## BEGIN Source records

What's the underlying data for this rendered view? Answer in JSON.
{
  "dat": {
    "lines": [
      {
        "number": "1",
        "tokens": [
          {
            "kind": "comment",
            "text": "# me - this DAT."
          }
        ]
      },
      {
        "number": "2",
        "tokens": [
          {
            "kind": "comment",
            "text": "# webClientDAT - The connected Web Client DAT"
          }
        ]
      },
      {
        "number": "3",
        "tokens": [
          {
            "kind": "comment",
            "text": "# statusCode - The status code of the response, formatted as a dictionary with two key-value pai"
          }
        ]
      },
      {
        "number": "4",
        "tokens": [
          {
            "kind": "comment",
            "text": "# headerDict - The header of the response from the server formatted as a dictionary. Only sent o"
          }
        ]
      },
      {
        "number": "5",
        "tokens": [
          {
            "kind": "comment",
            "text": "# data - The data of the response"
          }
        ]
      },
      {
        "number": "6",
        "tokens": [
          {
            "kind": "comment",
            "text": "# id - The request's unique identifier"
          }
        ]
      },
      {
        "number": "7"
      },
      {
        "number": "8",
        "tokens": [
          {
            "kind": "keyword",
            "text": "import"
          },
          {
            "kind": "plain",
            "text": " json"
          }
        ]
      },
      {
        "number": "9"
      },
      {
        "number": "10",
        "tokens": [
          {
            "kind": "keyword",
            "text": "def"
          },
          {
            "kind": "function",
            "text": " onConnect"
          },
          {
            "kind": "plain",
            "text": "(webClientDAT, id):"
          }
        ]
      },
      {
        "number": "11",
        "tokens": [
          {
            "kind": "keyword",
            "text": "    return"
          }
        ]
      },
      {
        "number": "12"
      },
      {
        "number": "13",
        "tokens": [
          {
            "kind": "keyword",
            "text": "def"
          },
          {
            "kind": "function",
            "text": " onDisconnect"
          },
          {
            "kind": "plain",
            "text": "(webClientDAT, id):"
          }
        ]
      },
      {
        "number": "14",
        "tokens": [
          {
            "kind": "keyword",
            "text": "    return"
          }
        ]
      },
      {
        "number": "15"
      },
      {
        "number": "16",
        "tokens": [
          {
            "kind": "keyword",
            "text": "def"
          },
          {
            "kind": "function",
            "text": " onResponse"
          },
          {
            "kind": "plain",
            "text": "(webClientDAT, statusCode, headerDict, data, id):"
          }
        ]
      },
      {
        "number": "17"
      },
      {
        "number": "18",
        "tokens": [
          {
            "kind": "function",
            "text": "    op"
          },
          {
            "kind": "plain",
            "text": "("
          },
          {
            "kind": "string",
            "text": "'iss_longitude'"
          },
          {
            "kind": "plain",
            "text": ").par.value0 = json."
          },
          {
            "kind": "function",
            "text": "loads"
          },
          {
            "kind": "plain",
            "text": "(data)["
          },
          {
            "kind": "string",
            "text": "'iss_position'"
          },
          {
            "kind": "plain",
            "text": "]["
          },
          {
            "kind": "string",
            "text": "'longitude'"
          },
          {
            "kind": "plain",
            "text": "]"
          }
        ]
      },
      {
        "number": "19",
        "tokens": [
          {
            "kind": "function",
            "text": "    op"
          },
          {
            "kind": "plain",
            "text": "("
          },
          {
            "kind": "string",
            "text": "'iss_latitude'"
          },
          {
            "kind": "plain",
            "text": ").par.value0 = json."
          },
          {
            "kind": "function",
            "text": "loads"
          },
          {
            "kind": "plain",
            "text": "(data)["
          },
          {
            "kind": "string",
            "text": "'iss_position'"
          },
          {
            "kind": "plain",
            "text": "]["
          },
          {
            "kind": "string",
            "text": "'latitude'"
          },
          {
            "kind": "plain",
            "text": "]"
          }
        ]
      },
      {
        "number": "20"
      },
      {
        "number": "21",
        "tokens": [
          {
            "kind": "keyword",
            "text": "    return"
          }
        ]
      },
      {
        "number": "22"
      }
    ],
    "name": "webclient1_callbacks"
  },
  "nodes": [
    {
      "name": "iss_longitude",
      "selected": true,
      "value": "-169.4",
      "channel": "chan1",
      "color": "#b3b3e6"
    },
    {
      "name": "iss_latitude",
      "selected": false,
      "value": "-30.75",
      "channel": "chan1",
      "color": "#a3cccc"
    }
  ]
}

## END Source records

§ **Problem to work on**
Restate the whole of the material exactly.

§ **Solution for this problem**
What's the underlying data for this rendered view? Answer in JSON.
{
  "dat": {
    "lines": [
      {
        "number": "1",
        "tokens": [
          {
            "kind": "comment",
            "text": "# me - this DAT."
          }
        ]
      },
      {
        "number": "2",
        "tokens": [
          {
            "kind": "comment",
            "text": "# webClientDAT - The connected Web Client DAT"
          }
        ]
      },
      {
        "number": "3",
        "tokens": [
          {
            "kind": "comment",
            "text": "# statusCode - The status code of the response, formatted as a dictionary with two key-value pai"
          }
        ]
      },
      {
        "number": "4",
        "tokens": [
          {
            "kind": "comment",
            "text": "# headerDict - The header of the response from the server formatted as a dictionary. Only sent o"
          }
        ]
      },
      {
        "number": "5",
        "tokens": [
          {
            "kind": "comment",
            "text": "# data - The data of the response"
          }
        ]
      },
      {
        "number": "6",
        "tokens": [
          {
            "kind": "comment",
            "text": "# id - The request's unique identifier"
          }
        ]
      },
      {
        "number": "7"
      },
      {
        "number": "8",
        "tokens": [
          {
            "kind": "keyword",
            "text": "import"
          },
          {
            "kind": "plain",
            "text": " json"
          }
        ]
      },
      {
        "number": "9"
      },
      {
        "number": "10",
        "tokens": [
          {
            "kind": "keyword",
            "text": "def"
          },
          {
            "kind": "function",
            "text": " onConnect"
          },
          {
            "kind": "plain",
            "text": "(webClientDAT, id):"
          }
        ]
      },
      {
        "number": "11",
        "tokens": [
          {
            "kind": "keyword",
            "text": "    return"
          }
        ]
      },
      {
        "number": "12"
      },
      {
        "number": "13",
        "tokens": [
          {
            "kind": "keyword",
            "text": "def"
          },
          {
            "kind": "function",
            "text": " onDisconnect"
          },
          {
            "kind": "plain",
            "text": "(webClientDAT, id):"
          }
        ]
      },
      {
        "number": "14",
        "tokens": [
          {
            "kind": "keyword",
            "text": "    return"
          }
        ]
      },
      {
        "number": "15"
      },
      {
        "number": "16",
        "tokens": [
          {
            "kind": "keyword",
            "text": "def"
          },
          {
            "kind": "function",
            "text": " onResponse"
          },
          {
            "kind": "plain",
            "text": "(webClientDAT, statusCode, headerDict, data, id):"
          }
        ]
      },
      {
        "number": "17"
      },
      {
        "number": "18",
        "tokens": [
          {
            "kind": "function",
            "text": "    op"
          },
          {
            "kind": "plain",
            "text": "("
          },
          {
            "kind": "string",
            "text": "'iss_longitude'"
          },
          {
            "kind": "plain",
            "text": ").par.value0 = json."
          },
          {
            "kind": "function",
            "text": "loads"
          },
          {
            "kind": "plain",
            "text": "(data)["
          },
          {
            "kind": "string",
            "text": "'iss_position'"
          },
          {
            "kind": "plain",
            "text": "]["
          },
          {
            "kind": "string",
            "text": "'longitude'"
          },
          {
            "kind": "plain",
            "text": "]"
          }
        ]
      },
      {
        "number": "19",
        "tokens": [
          {
            "kind": "function",
            "text": "    op"
          },
          {
            "kind": "plain",
            "text": "("
          },
          {
            "kind": "string",
            "text": "'iss_latitude'"
          },
          {
            "kind": "plain",
            "text": ").par.value0 = json."
          },
          {
            "kind": "function",
            "text": "loads"
          },
          {
            "kind": "plain",
            "text": "(data)["
          },
          {
            "kind": "string",
            "text": "'iss_position'"
          },
          {
            "kind": "plain",
            "text": "]["
          },
          {
            "kind": "string",
            "text": "'latitude'"
          },
          {
            "kind": "plain",
            "text": "]"
          }
        ]
      },
      {
        "number": "20"
      },
      {
        "number": "21",
        "tokens": [
          {
            "kind": "keyword",
            "text": "    return"
          }
        ]
      },
      {
        "number": "22"
      }
    ],
    "name": "webclient1_callbacks"
  },
  "nodes": [
    {
      "name": "iss_longitude",
      "selected": true,
      "value": "-169.4",
      "channel": "chan1",
      "color": "#b3b3e6"
    },
    {
      "name": "iss_latitude",
      "selected": false,
      "value": "-30.75",
      "channel": "chan1",
      "color": "#a3cccc"
    }
  ]
}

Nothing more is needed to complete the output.